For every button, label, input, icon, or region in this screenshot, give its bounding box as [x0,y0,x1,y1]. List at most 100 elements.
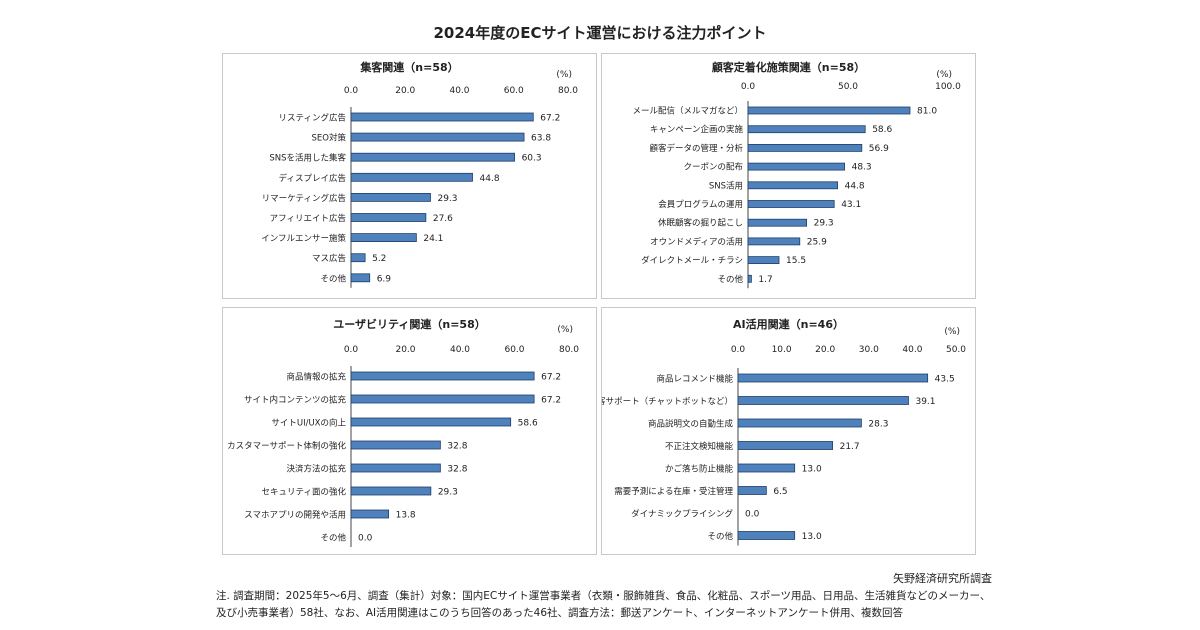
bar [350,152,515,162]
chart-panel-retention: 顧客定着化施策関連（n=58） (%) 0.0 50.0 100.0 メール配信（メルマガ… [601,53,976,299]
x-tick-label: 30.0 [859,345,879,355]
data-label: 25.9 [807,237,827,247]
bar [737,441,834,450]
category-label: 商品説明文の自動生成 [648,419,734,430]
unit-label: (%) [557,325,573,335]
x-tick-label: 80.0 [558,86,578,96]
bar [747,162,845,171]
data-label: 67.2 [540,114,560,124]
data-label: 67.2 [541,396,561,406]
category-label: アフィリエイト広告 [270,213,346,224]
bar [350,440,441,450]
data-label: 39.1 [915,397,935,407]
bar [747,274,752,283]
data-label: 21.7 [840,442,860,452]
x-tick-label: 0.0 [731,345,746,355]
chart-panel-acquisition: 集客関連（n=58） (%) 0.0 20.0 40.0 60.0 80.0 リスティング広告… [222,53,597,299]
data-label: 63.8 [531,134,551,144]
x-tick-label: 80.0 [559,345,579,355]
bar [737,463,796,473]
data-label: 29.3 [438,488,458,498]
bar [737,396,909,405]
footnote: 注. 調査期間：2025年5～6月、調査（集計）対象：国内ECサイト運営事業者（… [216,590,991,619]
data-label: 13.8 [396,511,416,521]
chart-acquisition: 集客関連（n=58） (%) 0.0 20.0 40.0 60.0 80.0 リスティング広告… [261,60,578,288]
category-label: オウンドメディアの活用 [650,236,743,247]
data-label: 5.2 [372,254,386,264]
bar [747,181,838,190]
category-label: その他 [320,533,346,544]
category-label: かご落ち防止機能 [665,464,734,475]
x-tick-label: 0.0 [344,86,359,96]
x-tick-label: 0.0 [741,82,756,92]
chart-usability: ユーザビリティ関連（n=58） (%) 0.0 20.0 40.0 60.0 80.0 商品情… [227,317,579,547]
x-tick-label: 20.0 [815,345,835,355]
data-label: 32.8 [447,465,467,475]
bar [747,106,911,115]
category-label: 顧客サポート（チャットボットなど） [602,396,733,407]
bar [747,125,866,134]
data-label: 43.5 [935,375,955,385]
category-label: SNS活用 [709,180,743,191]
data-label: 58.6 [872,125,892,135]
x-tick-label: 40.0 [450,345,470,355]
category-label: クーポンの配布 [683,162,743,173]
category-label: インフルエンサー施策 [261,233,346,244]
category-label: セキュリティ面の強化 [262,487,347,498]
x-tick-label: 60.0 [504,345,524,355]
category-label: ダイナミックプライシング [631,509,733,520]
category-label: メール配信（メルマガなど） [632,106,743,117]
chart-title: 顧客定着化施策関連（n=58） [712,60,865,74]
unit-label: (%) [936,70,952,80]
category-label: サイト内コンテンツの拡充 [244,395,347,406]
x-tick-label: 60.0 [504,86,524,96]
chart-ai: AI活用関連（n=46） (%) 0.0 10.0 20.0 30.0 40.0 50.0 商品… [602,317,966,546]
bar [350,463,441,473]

□ □ □ □ □

REQUIREMENTS: Copy all of the lines above, changing every "data-label" to "value-label" and keeping everything else the same, but leave out the pictures.

TASK OUTPUT:
For every button, label, input, icon, or region in this screenshot, give its bounding box as [x0,y0,x1,y1]. List at most 100 elements.
bar [350,152,515,162]
chart-panel-retention: 顧客定着化施策関連（n=58） (%) 0.0 50.0 100.0 メール配信（メルマガ… [601,53,976,299]
x-tick-label: 30.0 [859,345,879,355]
value-label: 25.9 [807,237,827,247]
bar [737,441,834,450]
category-label: 商品説明文の自動生成 [648,419,734,430]
unit-label: (%) [557,325,573,335]
x-tick-label: 80.0 [558,86,578,96]
bar [747,162,845,171]
value-label: 67.2 [540,114,560,124]
value-label: 67.2 [541,396,561,406]
category-label: アフィリエイト広告 [270,213,346,224]
bar [350,440,441,450]
value-label: 39.1 [915,397,935,407]
bar [747,274,752,283]
value-label: 21.7 [840,442,860,452]
x-tick-label: 0.0 [731,345,746,355]
chart-panel-acquisition: 集客関連（n=58） (%) 0.0 20.0 40.0 60.0 80.0 リスティング広告… [222,53,597,299]
value-label: 63.8 [531,134,551,144]
x-tick-label: 80.0 [559,345,579,355]
bar [737,463,796,473]
value-label: 29.3 [438,488,458,498]
bar [737,396,909,405]
footnote: 注. 調査期間：2025年5～6月、調査（集計）対象：国内ECサイト運営事業者（… [216,590,991,619]
value-label: 13.8 [396,511,416,521]
chart-acquisition: 集客関連（n=58） (%) 0.0 20.0 40.0 60.0 80.0 リスティング広告… [261,60,578,288]
category-label: オウンドメディアの活用 [650,236,743,247]
value-label: 5.2 [372,254,386,264]
bar [747,181,838,190]
category-label: その他 [320,533,346,544]
category-label: かご落ち防止機能 [665,464,734,475]
x-tick-label: 0.0 [344,86,359,96]
x-tick-label: 0.0 [741,82,756,92]
chart-usability: ユーザビリティ関連（n=58） (%) 0.0 20.0 40.0 60.0 80.0 商品情… [227,317,579,547]
x-tick-label: 20.0 [815,345,835,355]
value-label: 32.8 [447,465,467,475]
bar [747,106,911,115]
category-label: 顧客サポート（チャットボットなど） [602,396,733,407]
bar [747,125,866,134]
value-label: 43.5 [935,375,955,385]
category-label: SNS活用 [709,180,743,191]
value-label: 58.6 [872,125,892,135]
x-tick-label: 40.0 [450,345,470,355]
category-label: クーポンの配布 [683,162,743,173]
category-label: インフルエンサー施策 [261,233,346,244]
category-label: セキュリティ面の強化 [262,487,347,498]
x-tick-label: 60.0 [504,345,524,355]
category-label: ダイナミックプライシング [631,509,733,520]
category-label: メール配信（メルマガなど） [632,106,743,117]
chart-title: 顧客定着化施策関連（n=58） [712,60,865,74]
unit-label: (%) [936,70,952,80]
category-label: サイト内コンテンツの拡充 [244,395,347,406]
x-tick-label: 60.0 [504,86,524,96]
chart-ai: AI活用関連（n=46） (%) 0.0 10.0 20.0 30.0 40.0 50.0 商品… [602,317,966,546]
bar [350,463,441,473]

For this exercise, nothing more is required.